--- START OF Provided data ---

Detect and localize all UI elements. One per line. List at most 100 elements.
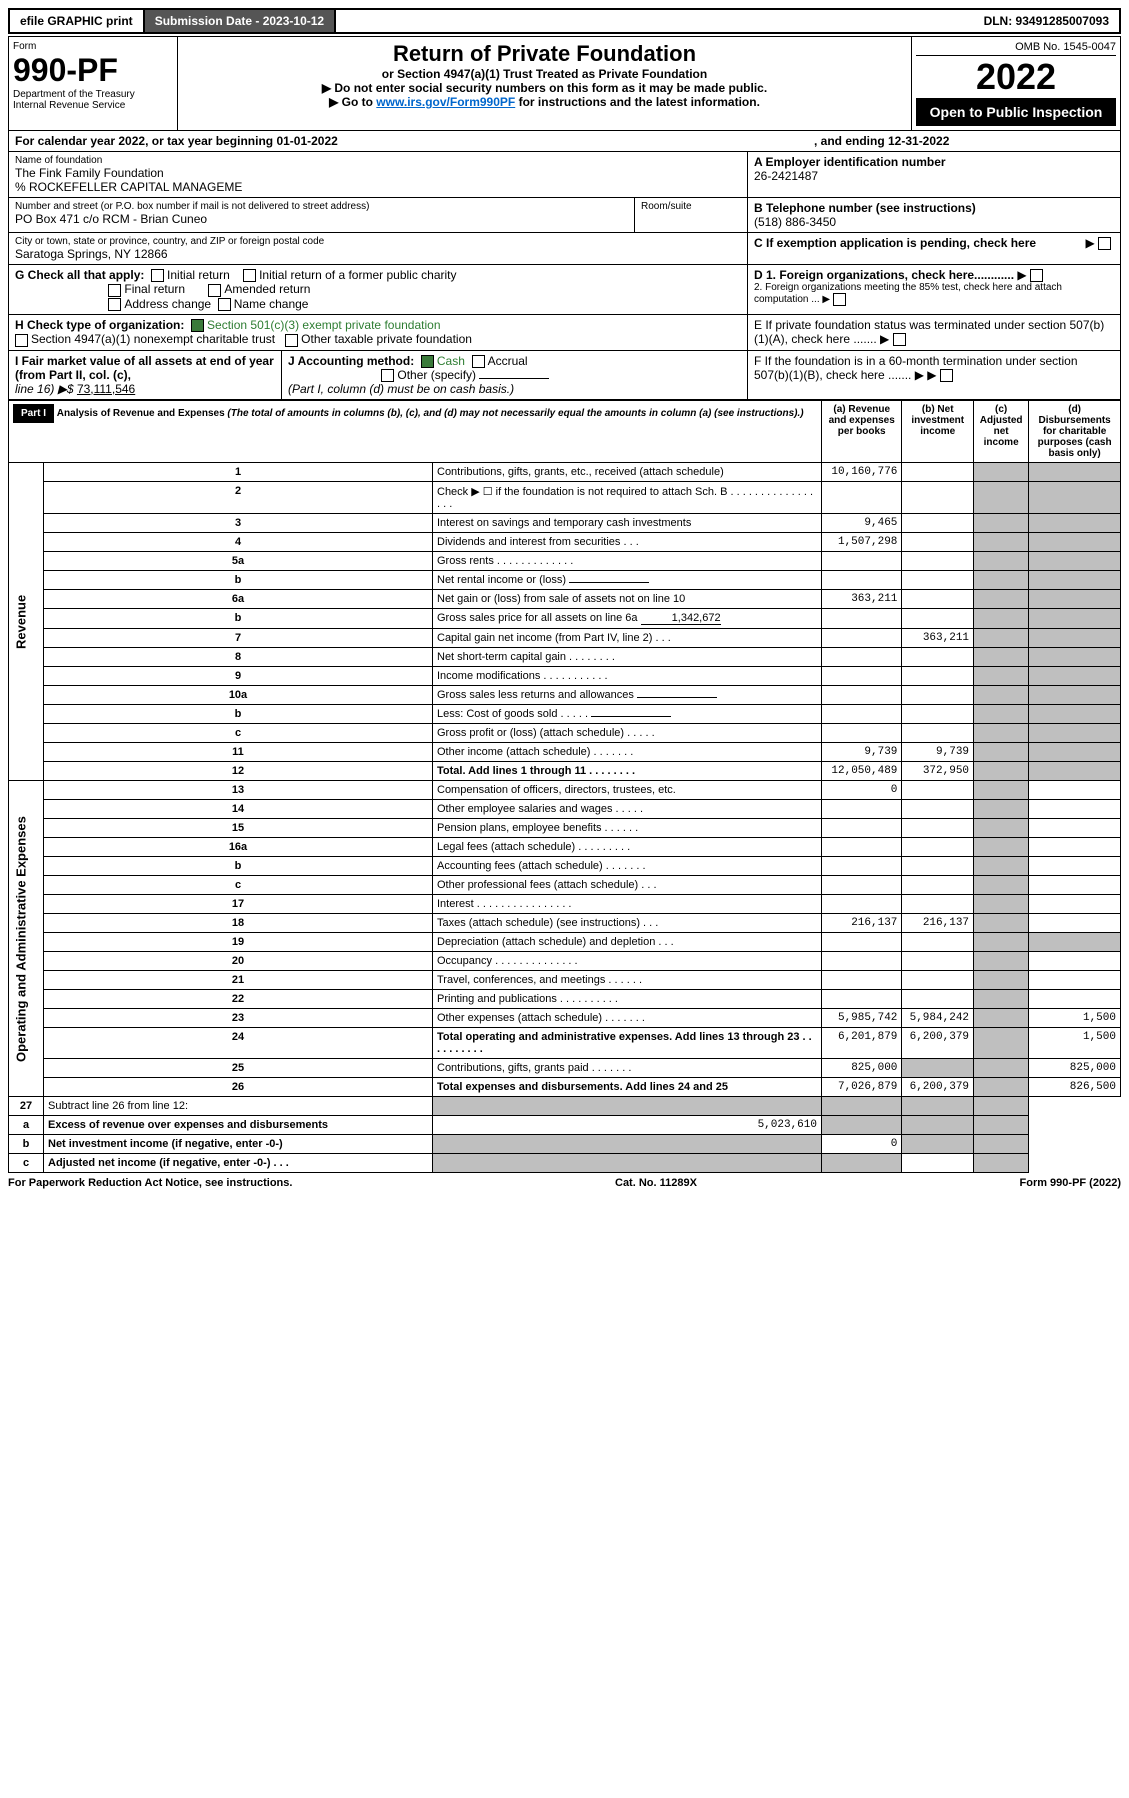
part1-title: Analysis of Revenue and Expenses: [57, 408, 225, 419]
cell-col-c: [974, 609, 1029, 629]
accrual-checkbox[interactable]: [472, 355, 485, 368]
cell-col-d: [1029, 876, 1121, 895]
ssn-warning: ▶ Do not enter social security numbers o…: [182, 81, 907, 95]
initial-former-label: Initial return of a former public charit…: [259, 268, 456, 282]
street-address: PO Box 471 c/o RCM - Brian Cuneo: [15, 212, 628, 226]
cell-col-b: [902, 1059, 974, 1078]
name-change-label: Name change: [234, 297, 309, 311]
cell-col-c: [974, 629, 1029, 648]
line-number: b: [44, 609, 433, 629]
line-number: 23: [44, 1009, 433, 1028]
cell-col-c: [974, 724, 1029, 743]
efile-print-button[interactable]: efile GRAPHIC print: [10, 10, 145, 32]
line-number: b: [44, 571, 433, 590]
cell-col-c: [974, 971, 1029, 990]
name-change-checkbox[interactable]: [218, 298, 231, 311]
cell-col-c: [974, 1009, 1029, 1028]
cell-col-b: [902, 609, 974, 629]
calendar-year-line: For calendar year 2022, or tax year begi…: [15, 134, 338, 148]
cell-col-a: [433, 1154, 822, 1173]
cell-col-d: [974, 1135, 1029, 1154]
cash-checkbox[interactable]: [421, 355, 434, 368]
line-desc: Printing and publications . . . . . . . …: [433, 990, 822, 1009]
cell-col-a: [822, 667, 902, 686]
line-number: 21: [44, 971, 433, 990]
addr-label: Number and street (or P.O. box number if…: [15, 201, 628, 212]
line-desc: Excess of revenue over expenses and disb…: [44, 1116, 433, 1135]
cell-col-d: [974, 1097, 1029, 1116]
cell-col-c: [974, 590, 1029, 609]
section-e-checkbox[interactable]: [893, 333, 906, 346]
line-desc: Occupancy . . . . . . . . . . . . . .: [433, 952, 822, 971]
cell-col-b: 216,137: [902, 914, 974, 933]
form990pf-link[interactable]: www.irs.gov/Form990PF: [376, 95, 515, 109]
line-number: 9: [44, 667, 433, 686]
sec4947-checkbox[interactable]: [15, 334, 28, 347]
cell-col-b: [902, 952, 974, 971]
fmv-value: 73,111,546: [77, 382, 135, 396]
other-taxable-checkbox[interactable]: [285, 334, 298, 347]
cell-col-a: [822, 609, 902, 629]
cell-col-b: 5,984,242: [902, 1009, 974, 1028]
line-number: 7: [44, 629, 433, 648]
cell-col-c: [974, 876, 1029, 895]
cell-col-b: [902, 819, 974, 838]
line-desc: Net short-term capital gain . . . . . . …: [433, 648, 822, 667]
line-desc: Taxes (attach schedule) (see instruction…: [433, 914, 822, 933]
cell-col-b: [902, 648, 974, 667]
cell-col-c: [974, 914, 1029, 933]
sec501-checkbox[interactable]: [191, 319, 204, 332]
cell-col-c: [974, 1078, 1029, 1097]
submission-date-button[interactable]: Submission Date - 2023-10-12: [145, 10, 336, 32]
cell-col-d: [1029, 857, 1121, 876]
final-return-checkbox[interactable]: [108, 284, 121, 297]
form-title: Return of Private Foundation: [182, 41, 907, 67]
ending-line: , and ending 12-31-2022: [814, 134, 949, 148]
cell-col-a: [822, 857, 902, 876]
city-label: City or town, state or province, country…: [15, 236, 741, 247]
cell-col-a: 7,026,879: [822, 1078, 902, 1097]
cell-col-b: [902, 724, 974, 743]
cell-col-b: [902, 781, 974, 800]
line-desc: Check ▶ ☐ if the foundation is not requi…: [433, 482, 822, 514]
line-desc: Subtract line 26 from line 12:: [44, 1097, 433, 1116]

--- END OF Provided data ---

Goal — Which lines in the rows above contain the string "label"? Report every such line in full.

Written response —
initial-former-label: Initial return of a former public charit…: [259, 268, 456, 282]
name-change-label: Name change: [234, 297, 309, 311]
addr-label: Number and street (or P.O. box number if…: [15, 201, 628, 212]
city-label: City or town, state or province, country…: [15, 236, 741, 247]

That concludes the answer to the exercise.